Selected text:
┄┄┄┄┄┄┄┄┄┄┄┄┄┄┄┄┄┄┄┄
The number of U.S. children and adolescents admitted to hospitals for attempts or thoughts of suicide has surged in the U.S. over the past decade.
Researchers looking at 31 hospitals around the country found 35,000 suicide-related admissions of children between 2008 and 2011. When they looked at admissions for thoughts or attempts at suicide between 2012 and 2015, they found that number had more than doubled to 80,000 admissions.
Nearly two-thirds of those were girls.
The researchers from Vanderbilt University in Tennessee noted that suicide thoughts and attempts occurred more in fall and spring, and dropped in the summer, suggesting more pressure during the school year.
While suicide thoughts and attempts increased among all ages between the years of 5 and 15, the greatest increases were seen in older teens. That group — 15 to 17 years old — accounted for half of all hospital visits and/or admissions in the study. Nearly 40 percent of admissions involved children 12 to 15.
Suicide thoughts and attempts were seen in children as young as age 5.
┄┄┄┄┄┄┄┄┄┄┄┄┄┄┄┄┄┄┄┄
Data listing:
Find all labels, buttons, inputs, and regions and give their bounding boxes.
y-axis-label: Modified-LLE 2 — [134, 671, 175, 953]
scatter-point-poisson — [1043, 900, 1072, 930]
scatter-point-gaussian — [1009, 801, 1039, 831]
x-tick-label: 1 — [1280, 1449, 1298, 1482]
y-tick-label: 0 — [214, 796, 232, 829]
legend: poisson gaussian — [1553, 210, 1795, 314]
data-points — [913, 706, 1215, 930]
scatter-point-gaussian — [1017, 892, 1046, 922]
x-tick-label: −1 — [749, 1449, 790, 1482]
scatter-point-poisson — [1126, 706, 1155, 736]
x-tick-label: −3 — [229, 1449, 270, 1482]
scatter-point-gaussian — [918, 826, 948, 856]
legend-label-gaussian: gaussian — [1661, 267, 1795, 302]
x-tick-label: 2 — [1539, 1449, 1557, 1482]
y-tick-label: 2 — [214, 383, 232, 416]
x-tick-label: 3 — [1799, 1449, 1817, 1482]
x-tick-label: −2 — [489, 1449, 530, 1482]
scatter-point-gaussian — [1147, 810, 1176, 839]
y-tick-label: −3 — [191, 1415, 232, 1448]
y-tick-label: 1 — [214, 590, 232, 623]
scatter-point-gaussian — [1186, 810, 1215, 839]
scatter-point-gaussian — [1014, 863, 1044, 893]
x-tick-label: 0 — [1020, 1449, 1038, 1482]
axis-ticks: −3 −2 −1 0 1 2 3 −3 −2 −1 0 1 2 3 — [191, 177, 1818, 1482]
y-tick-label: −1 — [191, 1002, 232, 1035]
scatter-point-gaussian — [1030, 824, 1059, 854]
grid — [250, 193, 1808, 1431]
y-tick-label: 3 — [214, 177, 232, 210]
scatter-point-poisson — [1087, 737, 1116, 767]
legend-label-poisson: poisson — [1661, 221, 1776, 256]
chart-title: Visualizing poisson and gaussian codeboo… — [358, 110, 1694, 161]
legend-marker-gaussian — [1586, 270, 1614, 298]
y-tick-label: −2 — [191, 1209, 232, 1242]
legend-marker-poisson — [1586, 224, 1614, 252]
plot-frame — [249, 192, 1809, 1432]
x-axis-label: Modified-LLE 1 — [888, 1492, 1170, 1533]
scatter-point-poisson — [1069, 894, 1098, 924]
┄┄┄┄┄┄┄┄┄┄┄┄┄┄┄┄┄┄┄┄
Questions on the material:
A – Decide whether each statement below agrees with the report on youth suicide admissions. For each, answer yes or no and quote the deciding words from the report exactly. (i) Suicide-related admissions of children reached 80,000 in the 2012–2015 period. (ii) Suicide thoughts and attempts were most frequent during the summer. (iii) Boys accounted for nearly two-thirds of the admissions.
B – Continue the report on youth suicide admissions from the point where it stops.

Responses by item number:
A –
(i) Yes: "they found that number had more than doubled to 80,000 admissions."
(ii) No: "occurred more in fall and spring, and dropped in the summer"
(iii) No: "Nearly two-thirds of those were girls."

B –
The study, published in the medical journal Pediatrics, came at a time when the frequency of school shootings and reports of cyberbullying in American schools are major topics in the national discussion.
"The growing impact of mental health issues in pediatrics on hospitals and clinics can no longer be ignored," said Dr. Greg Plemmons, lead author of the study and associate professor of clinical pediatrics at Monroe Carell Jr. Children's Hospital at Vanderbilt, "particularly in a time when mental health resources for children appear to be static, and woefully scarce across the U.S."
Suicide is the third-leading cause of death among adolescents in the United States, behind accidents and homicides, according to the U.S. Centers for Disease Control and Prevention.